We slept well following all the walking we did, slumbering after we finished most of ‘The Family Stone’ was done. In the quiet of the night, I pad silently out to the kitchen for a glass of water, looking out across the street to the row of houses that has all the Christmas lights displayed. In a few weeks, after the holidays have finished, the street will be quieter, but if there is snow it will be brighter. There are drawbacks and benefits to both. On this night it is cozy enough, and I savor the moment. The next day will extend our Holiday Stroll, but it doesn’t begin until brunch at 11, and until such time we rest and relax and take our time waking. Buffering such luxuries is why I like to be prepared and unrushed.
This cheeky peanut thief greeted us as we walked into Sunday morning on Braddock Park. Not content to scrounge around in the little garden square, he haughtily stood on his hind legs and brazenly posed until I got the perfect shot. Everyone wanted to be part of this Holiday Stroll. We made our way into Back Bay and a sinfully excessive brunch at Club Café.
Eating until beyond our hearts and stomachs were content (Kira went back to the buffet three times to my one, not that anyone was counting) we were then ready to walk it all off again, which we started to do with a visit to the SoWa Market.
On the way, we stopped at this Christmas tree stand which we always seem to pass at some point during our stroll. A welcome feast for our noses, the evergreens and pines filled the space with their pungent holiday scents, completing our sensory enjoyment and capping the weekend with a familiar fragrance memory.

__Exercise objective__.
Extend the holiday stroll account above, starting after its closing paragraph about the Christmas tree stand.

__Extracted data__.
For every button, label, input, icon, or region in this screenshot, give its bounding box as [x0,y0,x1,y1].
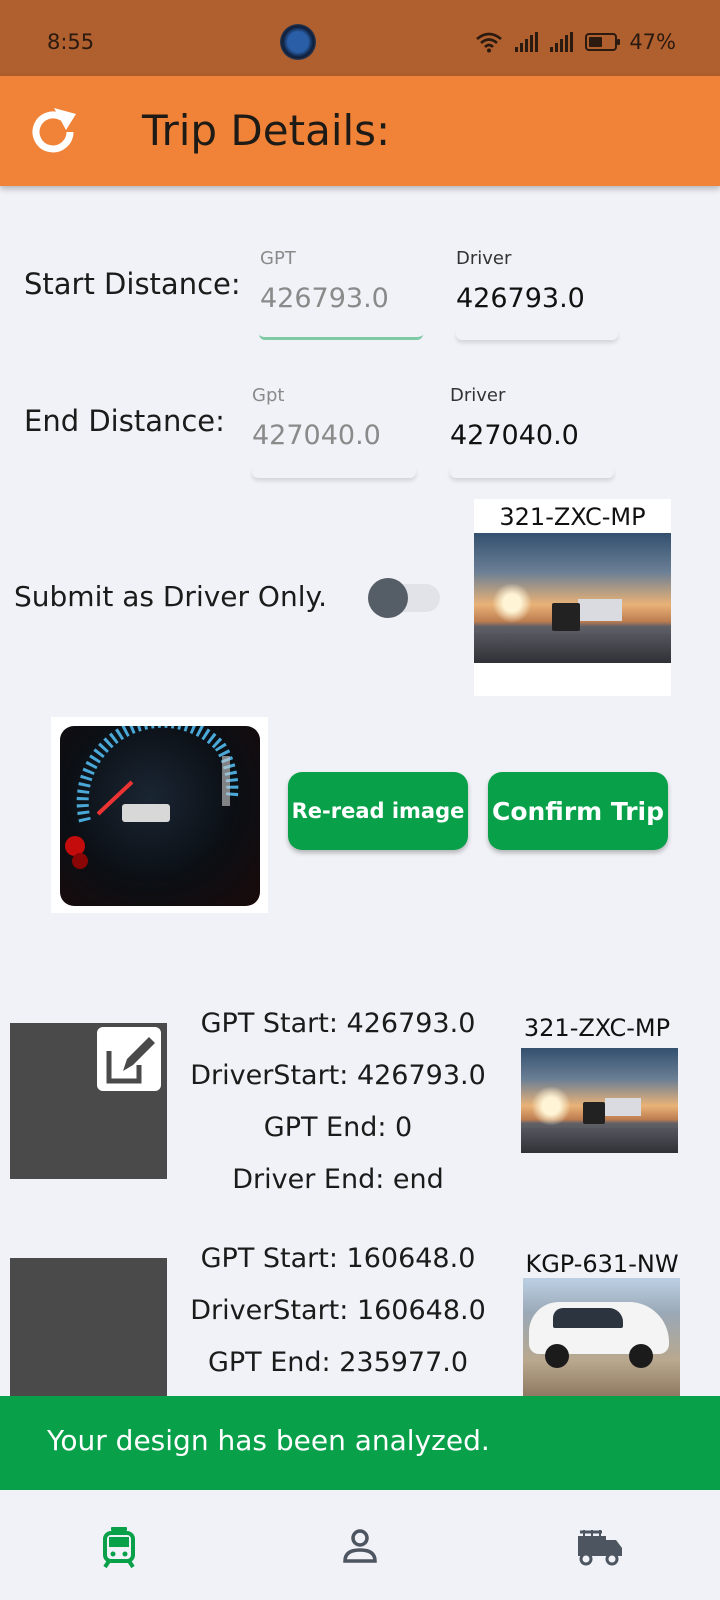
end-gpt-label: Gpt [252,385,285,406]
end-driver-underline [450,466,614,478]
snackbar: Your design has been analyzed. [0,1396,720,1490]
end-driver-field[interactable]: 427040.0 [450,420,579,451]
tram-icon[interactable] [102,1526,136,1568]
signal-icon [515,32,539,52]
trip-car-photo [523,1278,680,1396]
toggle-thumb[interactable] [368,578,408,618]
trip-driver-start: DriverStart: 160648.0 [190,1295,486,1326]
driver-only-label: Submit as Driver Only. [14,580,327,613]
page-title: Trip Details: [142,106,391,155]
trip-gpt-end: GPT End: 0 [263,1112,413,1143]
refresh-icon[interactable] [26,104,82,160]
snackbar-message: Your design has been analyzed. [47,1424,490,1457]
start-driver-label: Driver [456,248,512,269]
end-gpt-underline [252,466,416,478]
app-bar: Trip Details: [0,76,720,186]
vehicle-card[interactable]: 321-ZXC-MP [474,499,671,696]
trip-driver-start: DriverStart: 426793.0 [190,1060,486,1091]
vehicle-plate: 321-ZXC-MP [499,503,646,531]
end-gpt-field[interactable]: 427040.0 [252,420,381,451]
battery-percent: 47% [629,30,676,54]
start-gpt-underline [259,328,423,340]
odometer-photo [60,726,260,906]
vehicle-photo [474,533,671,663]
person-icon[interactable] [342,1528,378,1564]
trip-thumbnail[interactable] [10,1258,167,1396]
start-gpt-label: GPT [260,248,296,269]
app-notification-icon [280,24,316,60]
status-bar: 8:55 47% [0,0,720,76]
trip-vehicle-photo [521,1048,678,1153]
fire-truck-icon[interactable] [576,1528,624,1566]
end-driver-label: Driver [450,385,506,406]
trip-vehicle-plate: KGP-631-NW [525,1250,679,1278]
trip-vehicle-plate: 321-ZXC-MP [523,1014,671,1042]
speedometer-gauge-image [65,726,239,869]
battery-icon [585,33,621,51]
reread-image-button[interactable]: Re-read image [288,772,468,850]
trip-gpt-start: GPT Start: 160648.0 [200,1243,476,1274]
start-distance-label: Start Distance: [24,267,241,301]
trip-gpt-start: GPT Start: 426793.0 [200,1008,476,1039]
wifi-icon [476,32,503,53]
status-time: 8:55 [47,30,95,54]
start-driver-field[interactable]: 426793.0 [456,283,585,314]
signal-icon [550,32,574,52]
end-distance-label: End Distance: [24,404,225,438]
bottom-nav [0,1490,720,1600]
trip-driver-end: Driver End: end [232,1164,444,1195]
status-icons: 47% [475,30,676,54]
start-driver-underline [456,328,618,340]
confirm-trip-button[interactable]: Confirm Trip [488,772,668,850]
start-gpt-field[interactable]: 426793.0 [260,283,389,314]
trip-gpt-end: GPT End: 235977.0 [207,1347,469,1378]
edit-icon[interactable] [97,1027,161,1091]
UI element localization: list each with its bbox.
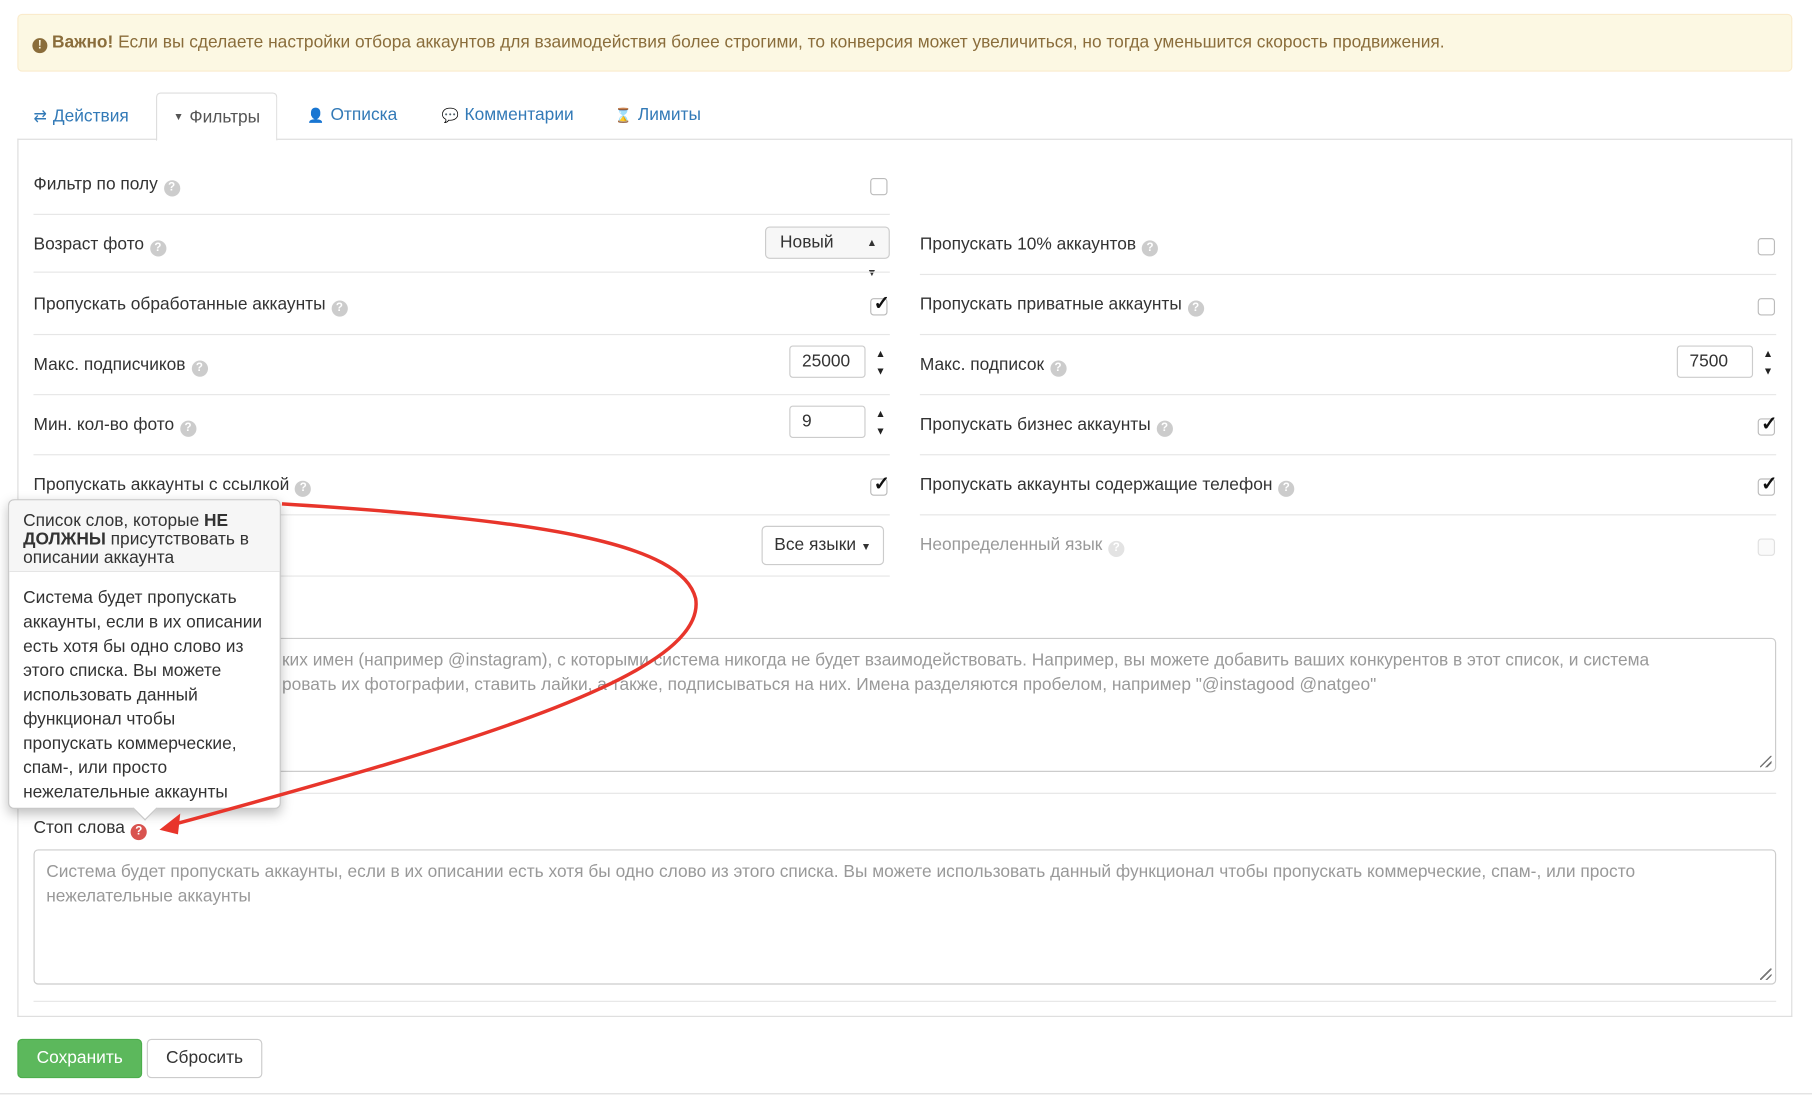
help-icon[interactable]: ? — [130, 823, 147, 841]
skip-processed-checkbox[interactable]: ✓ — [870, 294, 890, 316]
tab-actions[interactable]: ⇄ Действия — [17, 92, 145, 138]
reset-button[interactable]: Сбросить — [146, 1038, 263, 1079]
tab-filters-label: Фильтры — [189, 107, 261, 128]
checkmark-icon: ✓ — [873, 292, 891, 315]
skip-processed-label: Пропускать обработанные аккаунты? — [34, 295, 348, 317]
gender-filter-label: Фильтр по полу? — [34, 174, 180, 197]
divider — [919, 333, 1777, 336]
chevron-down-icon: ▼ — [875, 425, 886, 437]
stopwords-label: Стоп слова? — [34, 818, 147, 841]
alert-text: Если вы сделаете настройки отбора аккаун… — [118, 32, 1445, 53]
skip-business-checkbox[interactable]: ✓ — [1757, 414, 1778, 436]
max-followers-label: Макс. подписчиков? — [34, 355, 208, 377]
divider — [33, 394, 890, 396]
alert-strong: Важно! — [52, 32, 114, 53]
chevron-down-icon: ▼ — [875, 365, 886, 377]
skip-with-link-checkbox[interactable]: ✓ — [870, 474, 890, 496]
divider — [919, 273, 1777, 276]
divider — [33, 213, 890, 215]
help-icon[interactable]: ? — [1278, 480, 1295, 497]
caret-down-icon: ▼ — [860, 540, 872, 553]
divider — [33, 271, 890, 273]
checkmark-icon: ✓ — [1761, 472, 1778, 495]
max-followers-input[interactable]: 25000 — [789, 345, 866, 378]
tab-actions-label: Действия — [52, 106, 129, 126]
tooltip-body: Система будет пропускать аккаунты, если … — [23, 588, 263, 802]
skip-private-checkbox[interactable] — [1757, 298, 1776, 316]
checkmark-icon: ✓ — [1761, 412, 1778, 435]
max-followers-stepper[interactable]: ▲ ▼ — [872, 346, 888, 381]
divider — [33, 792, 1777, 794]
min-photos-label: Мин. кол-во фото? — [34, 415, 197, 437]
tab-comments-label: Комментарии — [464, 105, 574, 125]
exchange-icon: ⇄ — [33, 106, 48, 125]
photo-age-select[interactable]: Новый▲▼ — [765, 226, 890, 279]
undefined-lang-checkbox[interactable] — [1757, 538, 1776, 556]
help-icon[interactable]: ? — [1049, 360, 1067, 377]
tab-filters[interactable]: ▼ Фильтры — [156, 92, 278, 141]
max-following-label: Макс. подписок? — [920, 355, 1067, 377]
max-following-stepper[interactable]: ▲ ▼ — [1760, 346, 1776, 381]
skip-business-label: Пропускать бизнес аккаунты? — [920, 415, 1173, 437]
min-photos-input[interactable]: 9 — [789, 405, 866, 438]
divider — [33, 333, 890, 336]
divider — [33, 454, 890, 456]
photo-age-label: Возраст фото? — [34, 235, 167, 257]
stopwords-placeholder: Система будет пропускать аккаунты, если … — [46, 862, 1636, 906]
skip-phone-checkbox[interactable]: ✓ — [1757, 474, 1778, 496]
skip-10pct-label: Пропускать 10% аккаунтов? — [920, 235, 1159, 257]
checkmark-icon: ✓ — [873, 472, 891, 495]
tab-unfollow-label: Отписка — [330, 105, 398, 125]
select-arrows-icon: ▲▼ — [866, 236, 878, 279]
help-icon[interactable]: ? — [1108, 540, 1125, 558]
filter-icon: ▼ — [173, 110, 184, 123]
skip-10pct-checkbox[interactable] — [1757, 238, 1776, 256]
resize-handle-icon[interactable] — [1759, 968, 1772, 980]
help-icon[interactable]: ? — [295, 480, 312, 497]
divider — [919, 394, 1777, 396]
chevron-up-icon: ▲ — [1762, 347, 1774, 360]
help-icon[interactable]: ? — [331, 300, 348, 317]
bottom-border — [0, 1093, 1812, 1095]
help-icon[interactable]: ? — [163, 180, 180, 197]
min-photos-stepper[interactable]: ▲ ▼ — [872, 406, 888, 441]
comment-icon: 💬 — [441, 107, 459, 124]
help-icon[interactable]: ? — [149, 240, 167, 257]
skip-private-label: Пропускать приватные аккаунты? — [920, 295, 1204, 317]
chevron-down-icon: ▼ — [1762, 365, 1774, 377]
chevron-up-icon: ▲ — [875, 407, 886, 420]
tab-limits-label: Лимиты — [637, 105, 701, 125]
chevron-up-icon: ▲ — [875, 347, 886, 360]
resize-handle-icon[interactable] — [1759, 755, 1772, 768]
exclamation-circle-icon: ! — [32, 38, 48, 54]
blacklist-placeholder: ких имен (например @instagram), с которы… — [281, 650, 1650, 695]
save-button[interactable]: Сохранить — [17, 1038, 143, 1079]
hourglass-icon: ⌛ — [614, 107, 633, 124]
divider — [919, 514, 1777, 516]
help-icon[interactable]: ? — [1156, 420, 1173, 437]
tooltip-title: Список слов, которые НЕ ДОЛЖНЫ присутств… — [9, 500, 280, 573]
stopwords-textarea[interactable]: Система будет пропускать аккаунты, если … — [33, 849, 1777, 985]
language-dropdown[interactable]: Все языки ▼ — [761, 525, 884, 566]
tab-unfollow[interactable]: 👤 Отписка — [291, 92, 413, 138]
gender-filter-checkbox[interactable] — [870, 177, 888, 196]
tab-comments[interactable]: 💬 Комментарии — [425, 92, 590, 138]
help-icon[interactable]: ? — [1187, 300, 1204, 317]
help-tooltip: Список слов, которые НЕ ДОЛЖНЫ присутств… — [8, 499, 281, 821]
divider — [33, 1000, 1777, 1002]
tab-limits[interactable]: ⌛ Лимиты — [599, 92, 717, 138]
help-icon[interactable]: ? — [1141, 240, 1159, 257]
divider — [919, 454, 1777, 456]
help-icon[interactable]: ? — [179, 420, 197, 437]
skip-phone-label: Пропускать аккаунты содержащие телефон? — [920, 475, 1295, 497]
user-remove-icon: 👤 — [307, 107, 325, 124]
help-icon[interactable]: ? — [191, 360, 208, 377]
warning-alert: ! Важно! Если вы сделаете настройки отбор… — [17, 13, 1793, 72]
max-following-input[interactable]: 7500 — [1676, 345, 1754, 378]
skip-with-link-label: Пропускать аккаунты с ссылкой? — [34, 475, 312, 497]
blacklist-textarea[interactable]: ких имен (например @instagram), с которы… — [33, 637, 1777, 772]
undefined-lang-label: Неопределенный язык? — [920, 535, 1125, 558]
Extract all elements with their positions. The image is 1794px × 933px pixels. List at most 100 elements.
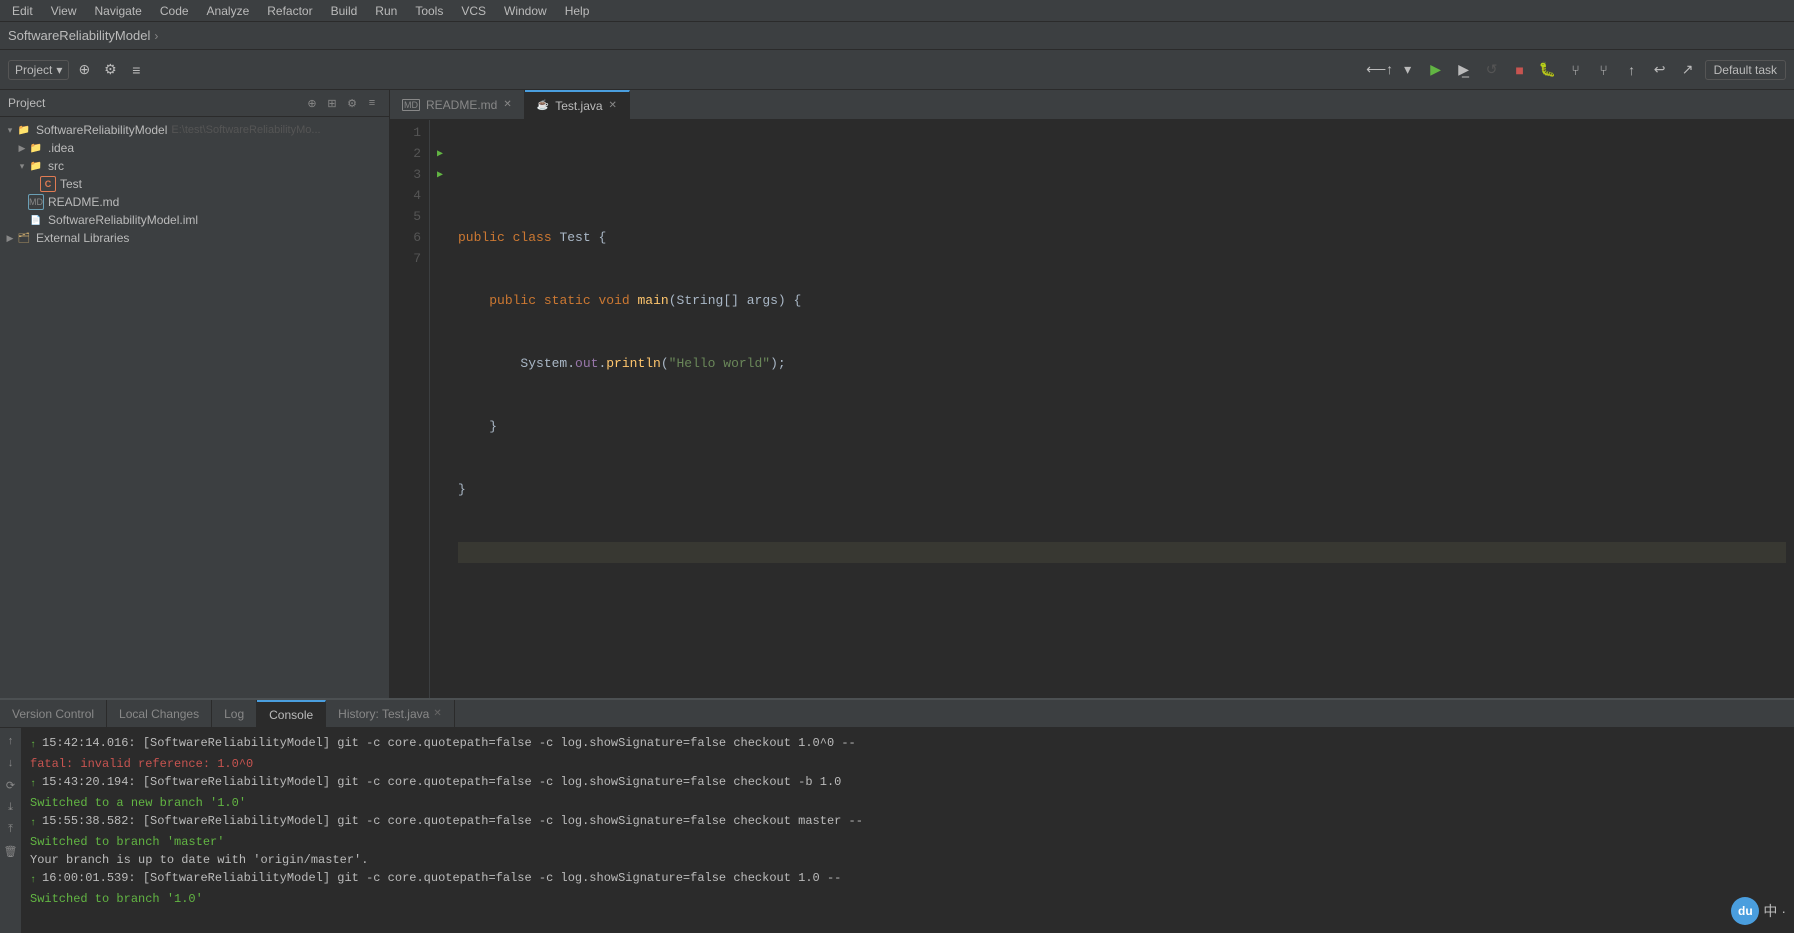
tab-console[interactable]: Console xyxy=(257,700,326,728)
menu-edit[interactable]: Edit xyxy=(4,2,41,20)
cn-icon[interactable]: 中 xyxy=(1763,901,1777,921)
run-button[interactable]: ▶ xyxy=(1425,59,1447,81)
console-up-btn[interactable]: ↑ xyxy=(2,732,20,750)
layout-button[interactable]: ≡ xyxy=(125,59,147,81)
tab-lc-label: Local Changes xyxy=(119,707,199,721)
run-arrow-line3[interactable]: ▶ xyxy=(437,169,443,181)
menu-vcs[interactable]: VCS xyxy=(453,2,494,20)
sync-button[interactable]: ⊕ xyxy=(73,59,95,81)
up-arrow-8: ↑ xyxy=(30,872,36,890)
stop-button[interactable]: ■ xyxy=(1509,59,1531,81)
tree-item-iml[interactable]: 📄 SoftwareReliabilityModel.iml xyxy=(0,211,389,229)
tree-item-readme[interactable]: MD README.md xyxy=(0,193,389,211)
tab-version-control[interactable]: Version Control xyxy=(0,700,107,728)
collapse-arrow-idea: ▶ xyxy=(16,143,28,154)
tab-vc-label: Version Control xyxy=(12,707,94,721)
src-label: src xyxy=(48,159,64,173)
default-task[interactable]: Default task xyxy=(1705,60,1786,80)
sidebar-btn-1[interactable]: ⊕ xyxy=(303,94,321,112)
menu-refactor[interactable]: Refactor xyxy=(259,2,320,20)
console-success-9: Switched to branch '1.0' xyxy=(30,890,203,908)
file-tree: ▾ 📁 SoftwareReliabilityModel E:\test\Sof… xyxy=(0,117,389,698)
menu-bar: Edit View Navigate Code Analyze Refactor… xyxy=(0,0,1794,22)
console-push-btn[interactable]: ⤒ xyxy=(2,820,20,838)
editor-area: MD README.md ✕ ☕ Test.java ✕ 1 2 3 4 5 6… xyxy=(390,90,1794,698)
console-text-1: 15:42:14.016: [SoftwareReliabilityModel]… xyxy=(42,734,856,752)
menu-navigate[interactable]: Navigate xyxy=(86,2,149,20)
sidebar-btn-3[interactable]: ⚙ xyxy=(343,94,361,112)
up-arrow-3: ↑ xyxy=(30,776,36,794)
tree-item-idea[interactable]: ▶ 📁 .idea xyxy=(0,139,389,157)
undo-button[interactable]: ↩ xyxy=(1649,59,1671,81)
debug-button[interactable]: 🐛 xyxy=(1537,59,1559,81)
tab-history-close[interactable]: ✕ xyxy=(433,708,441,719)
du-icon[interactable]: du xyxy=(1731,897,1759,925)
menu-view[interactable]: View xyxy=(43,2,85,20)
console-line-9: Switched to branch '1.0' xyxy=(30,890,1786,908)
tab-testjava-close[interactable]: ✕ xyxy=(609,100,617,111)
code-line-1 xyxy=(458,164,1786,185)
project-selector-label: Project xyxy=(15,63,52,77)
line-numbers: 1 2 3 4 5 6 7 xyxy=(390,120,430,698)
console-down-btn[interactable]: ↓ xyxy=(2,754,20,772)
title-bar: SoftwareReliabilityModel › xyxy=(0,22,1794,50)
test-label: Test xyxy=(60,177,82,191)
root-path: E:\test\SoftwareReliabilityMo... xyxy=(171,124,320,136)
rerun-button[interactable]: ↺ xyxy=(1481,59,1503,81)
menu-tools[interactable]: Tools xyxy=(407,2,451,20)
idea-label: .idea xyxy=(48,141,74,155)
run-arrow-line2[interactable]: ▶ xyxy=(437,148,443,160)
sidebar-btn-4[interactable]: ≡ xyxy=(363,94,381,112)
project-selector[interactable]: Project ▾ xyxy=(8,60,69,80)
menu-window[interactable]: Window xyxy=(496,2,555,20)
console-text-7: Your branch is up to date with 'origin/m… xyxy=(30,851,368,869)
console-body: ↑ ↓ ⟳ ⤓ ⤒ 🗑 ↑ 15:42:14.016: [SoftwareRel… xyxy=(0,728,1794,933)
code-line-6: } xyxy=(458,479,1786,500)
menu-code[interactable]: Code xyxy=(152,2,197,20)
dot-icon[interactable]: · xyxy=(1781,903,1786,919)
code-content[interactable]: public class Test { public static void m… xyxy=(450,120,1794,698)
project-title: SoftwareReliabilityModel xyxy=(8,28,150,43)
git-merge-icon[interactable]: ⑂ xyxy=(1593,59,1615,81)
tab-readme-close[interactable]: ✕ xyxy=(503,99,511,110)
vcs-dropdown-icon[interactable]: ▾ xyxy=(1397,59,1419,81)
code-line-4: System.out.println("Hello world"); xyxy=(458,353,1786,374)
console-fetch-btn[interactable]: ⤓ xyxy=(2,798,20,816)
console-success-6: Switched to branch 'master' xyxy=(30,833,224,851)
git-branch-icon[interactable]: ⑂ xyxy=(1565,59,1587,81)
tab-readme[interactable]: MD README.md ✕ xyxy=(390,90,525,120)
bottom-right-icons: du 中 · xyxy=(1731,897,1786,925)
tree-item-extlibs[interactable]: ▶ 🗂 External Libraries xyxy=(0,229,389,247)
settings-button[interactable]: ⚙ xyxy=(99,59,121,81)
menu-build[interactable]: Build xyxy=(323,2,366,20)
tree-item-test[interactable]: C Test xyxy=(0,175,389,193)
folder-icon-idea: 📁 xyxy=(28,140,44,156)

__Response to this task__.
When we arrived at the market, there was some Winter Festival happening, but the line wrapped around two blocks and I don’t do a line that wraps around anything, so we passed by and picked up some items at Bobby from Boston.
(We did not pick up these wooden choir boys.)
We made our way through Chinatown, where I thought we might find Kira a reasonable substitute for a green dragon-embroidered robe she had seen at the market. Alas, the Chinatown shops of just a few years ago have closed or moved, and the shell of retail options left us bereft of any such robe. We paused in a few sad spots, but the main thing for sale was food. It had been a couple of hours since our brunch, so who were we to deny the pull of that? A couple of years ago we had a dim sum moment on one of these strolls, and we were happy to try to recreate that magic now. It worked only minimally – you can never do the same thing twice, no matter how fierce, and it was a futile exercise in trying to recapture what was once such a novelty.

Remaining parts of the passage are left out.